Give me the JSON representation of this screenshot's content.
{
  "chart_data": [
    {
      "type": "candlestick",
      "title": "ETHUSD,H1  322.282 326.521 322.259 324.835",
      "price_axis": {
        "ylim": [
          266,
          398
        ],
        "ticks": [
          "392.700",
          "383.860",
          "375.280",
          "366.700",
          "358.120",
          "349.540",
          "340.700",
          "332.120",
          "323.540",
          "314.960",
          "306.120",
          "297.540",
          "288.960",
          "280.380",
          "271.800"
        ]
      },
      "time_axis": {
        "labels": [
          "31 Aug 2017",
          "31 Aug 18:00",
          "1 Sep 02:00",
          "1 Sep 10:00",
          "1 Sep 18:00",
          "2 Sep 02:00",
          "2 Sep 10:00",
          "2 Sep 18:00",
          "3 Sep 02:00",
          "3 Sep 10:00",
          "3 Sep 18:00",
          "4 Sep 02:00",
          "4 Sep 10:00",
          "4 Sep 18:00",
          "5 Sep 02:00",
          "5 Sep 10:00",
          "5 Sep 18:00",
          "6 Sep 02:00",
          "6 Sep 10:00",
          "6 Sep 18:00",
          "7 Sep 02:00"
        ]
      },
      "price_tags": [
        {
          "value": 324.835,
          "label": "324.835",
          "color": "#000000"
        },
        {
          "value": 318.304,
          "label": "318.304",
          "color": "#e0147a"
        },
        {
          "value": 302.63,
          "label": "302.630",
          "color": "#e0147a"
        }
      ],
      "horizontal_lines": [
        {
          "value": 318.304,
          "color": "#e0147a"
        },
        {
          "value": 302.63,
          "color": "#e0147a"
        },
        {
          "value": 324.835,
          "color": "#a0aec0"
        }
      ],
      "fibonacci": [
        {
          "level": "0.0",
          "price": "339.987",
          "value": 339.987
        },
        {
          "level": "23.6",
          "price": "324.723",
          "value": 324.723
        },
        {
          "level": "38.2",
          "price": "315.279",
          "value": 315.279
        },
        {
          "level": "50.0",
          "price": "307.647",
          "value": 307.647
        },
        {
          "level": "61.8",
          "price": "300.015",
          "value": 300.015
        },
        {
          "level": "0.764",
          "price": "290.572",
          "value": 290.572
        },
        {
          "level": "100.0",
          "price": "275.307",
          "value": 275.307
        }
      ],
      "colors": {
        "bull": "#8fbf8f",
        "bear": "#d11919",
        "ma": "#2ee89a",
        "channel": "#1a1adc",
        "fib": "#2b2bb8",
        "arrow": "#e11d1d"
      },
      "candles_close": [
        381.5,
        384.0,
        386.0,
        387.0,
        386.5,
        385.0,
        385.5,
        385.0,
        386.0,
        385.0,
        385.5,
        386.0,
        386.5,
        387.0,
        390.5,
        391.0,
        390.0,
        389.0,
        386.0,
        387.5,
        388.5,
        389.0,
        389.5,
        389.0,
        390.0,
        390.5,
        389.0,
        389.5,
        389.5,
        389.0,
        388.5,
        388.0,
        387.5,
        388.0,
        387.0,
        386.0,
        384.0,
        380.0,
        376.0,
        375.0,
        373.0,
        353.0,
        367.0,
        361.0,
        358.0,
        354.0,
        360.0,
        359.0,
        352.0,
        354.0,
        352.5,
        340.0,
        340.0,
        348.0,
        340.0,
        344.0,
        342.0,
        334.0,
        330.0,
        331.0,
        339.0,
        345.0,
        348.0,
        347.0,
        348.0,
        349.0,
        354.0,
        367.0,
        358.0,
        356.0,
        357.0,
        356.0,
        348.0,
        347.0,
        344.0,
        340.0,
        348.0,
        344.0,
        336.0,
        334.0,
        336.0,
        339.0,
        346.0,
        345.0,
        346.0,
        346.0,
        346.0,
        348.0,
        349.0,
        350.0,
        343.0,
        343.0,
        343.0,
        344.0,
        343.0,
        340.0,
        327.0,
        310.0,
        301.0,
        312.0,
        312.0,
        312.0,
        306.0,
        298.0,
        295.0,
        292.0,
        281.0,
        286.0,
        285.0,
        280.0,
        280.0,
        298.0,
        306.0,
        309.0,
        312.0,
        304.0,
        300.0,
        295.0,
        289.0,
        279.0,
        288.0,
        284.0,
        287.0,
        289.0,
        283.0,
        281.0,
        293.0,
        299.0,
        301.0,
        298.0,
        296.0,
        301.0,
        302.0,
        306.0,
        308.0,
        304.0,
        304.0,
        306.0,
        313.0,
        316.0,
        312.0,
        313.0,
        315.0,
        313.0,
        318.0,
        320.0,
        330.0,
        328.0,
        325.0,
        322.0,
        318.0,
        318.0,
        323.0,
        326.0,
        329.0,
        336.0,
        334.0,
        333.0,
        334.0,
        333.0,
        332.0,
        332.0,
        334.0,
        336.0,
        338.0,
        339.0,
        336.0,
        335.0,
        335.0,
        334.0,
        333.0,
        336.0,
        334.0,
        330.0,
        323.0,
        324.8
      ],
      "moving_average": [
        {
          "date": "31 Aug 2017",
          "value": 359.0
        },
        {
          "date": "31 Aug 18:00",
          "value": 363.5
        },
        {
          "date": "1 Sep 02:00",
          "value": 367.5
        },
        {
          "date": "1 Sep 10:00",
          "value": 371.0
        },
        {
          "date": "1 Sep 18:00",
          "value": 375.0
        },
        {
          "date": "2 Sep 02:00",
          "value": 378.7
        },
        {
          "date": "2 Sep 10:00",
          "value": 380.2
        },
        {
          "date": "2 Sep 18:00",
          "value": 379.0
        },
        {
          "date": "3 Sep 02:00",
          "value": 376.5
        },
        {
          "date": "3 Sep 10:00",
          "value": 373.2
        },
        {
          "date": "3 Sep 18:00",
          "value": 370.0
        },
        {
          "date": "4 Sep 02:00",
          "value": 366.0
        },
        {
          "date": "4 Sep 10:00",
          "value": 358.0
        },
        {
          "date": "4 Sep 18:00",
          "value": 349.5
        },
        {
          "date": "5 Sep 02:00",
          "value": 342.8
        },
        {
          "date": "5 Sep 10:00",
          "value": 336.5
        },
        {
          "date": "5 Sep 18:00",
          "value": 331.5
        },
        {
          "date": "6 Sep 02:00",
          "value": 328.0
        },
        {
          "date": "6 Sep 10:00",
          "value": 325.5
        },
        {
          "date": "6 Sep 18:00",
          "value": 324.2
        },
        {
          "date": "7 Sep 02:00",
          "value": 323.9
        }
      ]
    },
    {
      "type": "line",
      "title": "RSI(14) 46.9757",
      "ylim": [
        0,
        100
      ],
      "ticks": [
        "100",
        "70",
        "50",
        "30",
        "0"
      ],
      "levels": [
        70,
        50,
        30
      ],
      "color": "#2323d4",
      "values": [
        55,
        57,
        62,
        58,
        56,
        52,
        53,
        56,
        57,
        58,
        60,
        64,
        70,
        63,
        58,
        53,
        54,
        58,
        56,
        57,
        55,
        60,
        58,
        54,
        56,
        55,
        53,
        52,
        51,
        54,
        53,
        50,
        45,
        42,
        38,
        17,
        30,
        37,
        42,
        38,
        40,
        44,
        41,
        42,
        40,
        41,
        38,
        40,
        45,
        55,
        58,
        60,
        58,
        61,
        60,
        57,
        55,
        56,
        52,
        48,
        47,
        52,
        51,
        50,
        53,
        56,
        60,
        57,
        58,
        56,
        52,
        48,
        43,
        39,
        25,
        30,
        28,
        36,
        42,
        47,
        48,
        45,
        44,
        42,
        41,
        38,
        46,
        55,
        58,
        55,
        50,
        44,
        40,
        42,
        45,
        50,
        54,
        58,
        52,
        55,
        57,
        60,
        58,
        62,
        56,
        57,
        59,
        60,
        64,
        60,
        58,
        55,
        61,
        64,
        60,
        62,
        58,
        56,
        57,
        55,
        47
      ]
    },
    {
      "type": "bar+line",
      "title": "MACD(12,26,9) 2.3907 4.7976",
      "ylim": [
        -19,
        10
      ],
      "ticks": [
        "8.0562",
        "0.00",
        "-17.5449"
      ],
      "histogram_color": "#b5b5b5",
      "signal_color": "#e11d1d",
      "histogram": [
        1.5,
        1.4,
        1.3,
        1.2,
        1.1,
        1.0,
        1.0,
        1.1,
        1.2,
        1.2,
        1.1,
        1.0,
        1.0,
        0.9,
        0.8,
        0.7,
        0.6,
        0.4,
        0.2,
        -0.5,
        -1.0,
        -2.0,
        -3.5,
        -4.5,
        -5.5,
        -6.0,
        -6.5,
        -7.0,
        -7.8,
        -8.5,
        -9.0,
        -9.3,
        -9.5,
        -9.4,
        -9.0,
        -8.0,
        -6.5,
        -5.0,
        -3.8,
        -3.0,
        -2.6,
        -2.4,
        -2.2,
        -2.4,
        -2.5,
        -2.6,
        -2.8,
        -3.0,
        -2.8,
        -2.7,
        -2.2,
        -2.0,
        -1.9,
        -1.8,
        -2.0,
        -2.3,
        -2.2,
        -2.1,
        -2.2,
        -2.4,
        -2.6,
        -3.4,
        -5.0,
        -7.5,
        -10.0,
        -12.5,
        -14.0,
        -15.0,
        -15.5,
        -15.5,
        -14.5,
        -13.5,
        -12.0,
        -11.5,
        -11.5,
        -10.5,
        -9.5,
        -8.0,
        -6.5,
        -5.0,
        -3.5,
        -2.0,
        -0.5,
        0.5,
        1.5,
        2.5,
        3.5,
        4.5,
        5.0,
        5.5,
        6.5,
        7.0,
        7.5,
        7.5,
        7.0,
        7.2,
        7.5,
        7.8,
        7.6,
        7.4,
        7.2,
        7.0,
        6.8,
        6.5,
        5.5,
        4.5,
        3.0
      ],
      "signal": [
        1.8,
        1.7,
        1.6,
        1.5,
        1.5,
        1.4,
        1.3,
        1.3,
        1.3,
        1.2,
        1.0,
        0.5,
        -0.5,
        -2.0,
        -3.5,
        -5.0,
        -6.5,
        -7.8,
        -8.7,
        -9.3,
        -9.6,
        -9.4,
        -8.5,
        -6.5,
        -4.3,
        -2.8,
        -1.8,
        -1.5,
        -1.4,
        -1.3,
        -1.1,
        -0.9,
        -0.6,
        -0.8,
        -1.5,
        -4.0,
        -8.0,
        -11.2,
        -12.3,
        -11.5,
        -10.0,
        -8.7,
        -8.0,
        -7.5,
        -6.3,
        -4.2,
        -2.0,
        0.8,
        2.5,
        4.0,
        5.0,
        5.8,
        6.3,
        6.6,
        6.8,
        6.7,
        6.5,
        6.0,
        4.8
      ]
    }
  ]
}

# YOUR INSTRUCTIONS:
Pull out each line of the listing that holds the string "type".

# EXERCISE ANSWER:
      "type": "candlestick",
      "type": "line",
      "type": "bar+line",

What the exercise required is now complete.